> TASK BRIEF:
Collect the lines of the entries where "lebih" shows up.

[Begin DATA FOR THE TASK]

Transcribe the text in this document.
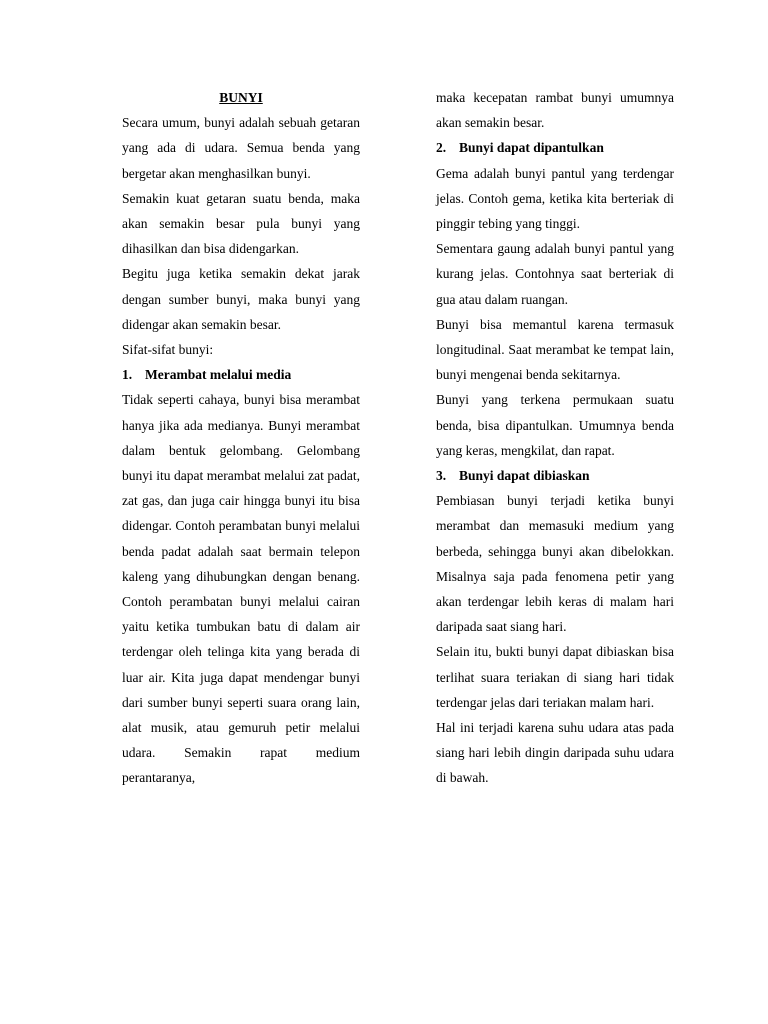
BUNYI

Secara umum, bunyi adalah sebuah getaran yang ada di udara. Semua benda yang bergetar akan menghasilkan bunyi.

Semakin kuat getaran suatu benda, maka akan semakin besar pula bunyi yang dihasilkan dan bisa didengarkan.

Begitu juga ketika semakin dekat jarak dengan sumber bunyi, maka bunyi yang didengar akan semakin besar.

Sifat-sifat bunyi:

1. Merambat melalui media

Tidak seperti cahaya, bunyi bisa merambat hanya jika ada medianya. Bunyi merambat dalam bentuk gelombang. Gelombang bunyi itu dapat merambat melalui zat padat, zat gas, dan juga cair hingga bunyi itu bisa didengar. Contoh perambatan bunyi melalui benda padat adalah saat bermain telepon kaleng yang dihubungkan dengan benang. Contoh perambatan bunyi melalui cairan yaitu ketika tumbukan batu di dalam air terdengar oleh telinga kita yang berada di luar air. Kita juga dapat mendengar bunyi dari sumber bunyi seperti suara orang lain, alat musik, atau gemuruh petir melalui udara. Semakin rapat medium perantaranya,

maka kecepatan rambat bunyi umumnya akan semakin besar.

2. Bunyi dapat dipantulkan

Gema adalah bunyi pantul yang terdengar jelas. Contoh gema, ketika kita berteriak di pinggir tebing yang tinggi.

Sementara gaung adalah bunyi pantul yang kurang jelas. Contohnya saat berteriak di gua atau dalam ruangan.

Bunyi bisa memantul karena termasuk longitudinal. Saat merambat ke tempat lain, bunyi mengenai benda sekitarnya.

Bunyi yang terkena permukaan suatu benda, bisa dipantulkan. Umumnya benda yang keras, mengkilat, dan rapat.

3. Bunyi dapat dibiaskan

Pembiasan bunyi terjadi ketika bunyi merambat dan memasuki medium yang berbeda, sehingga bunyi akan dibelokkan. Misalnya saja pada fenomena petir yang akan terdengar lebih keras di malam hari daripada saat siang hari.

Selain itu, bukti bunyi dapat dibiaskan bisa terlihat suara teriakan di siang hari tidak terdengar jelas dari teriakan malam hari.

Hal ini terjadi karena suhu udara atas pada siang hari lebih dingin daripada suhu udara di bawah.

[End DATA FOR THE TASK]

> SOLUTION TO THIS TASK:
Pembiasan bunyi terjadi ketika bunyi merambat dan memasuki medium yang berbeda, sehingga bunyi akan dibelokkan. Misalnya saja pada fenomena petir yang akan terdengar lebih keras di malam hari daripada saat siang hari.
Hal ini terjadi karena suhu udara atas pada siang hari lebih dingin daripada suhu udara di bawah.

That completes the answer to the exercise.